Given task:
Copy every line from the data below in which the string "rebranding" can be found.

Data records:
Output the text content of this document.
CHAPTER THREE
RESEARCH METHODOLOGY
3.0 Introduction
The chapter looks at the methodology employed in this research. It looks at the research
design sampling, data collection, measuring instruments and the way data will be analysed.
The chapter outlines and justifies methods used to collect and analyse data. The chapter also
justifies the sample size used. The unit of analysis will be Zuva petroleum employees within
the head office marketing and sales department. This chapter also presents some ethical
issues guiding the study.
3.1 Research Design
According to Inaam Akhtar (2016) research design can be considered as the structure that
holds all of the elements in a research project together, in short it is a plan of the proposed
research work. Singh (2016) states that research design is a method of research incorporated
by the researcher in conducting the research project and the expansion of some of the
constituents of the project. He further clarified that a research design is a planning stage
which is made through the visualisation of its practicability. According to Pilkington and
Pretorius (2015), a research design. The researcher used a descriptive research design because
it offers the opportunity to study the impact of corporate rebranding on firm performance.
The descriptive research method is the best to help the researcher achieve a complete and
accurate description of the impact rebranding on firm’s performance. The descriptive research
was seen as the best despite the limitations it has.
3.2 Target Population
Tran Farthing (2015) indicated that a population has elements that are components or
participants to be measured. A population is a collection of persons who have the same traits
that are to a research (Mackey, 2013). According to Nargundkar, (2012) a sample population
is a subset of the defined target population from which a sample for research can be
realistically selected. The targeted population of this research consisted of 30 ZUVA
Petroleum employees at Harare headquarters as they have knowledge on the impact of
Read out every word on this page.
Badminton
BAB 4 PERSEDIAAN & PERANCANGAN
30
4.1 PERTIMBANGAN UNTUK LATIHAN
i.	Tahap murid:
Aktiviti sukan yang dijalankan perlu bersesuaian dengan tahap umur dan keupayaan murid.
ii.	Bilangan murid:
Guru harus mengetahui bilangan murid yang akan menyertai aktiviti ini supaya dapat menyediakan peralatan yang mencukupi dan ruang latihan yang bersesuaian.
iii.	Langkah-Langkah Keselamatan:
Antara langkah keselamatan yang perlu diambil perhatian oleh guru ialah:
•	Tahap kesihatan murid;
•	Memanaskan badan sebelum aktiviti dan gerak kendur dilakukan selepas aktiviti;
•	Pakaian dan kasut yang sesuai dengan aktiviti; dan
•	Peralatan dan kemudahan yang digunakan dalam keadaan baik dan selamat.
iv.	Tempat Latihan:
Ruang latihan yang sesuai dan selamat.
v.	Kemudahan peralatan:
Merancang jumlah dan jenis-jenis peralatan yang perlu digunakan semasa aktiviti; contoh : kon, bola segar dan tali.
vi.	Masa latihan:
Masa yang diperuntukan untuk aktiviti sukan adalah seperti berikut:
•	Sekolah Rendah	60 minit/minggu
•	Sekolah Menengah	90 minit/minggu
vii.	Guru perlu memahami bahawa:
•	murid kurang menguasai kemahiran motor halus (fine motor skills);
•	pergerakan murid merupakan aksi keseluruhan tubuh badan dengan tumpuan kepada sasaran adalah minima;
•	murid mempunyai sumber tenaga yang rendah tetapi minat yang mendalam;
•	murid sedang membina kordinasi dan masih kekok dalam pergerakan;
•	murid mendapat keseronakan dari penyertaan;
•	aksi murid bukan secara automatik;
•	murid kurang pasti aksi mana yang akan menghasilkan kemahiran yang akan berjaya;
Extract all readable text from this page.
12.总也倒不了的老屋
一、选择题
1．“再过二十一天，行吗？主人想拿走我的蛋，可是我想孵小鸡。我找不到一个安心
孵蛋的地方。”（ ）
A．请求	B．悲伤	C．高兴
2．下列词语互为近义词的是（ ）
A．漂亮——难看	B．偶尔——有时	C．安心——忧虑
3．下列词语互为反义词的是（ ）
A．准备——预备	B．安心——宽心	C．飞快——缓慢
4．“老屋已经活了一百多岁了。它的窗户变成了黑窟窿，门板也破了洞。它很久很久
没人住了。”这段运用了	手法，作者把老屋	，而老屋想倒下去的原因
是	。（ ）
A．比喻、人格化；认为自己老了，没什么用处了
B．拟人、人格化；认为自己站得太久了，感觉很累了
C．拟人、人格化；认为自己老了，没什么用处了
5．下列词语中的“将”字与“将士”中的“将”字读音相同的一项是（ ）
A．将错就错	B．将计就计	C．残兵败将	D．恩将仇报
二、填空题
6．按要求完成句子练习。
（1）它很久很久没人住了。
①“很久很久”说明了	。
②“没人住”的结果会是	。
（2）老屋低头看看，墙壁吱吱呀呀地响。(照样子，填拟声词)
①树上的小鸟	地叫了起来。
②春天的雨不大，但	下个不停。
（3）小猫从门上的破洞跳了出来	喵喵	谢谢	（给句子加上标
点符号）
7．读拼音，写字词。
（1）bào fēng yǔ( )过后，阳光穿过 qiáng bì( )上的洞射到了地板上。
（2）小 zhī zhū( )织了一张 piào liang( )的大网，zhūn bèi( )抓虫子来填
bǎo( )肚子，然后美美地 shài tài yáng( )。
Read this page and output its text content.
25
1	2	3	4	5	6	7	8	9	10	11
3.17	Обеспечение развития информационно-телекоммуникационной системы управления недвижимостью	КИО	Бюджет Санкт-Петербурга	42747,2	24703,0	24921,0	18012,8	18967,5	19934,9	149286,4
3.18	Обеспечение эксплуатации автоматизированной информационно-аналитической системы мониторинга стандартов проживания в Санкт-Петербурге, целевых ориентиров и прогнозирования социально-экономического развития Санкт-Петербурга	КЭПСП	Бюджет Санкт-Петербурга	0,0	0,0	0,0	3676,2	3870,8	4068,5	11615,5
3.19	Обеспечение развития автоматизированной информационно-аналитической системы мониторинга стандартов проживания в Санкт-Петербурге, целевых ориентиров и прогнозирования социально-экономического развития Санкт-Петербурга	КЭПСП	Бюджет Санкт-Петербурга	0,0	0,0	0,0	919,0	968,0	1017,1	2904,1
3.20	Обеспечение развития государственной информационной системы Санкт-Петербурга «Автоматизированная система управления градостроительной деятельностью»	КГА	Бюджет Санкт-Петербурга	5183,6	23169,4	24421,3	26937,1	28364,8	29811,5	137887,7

Correct answer:
it offers the opportunity to study the impact of corporate rebranding on firm performance.
accurate description of the impact rebranding on firm’s performance. The descriptive research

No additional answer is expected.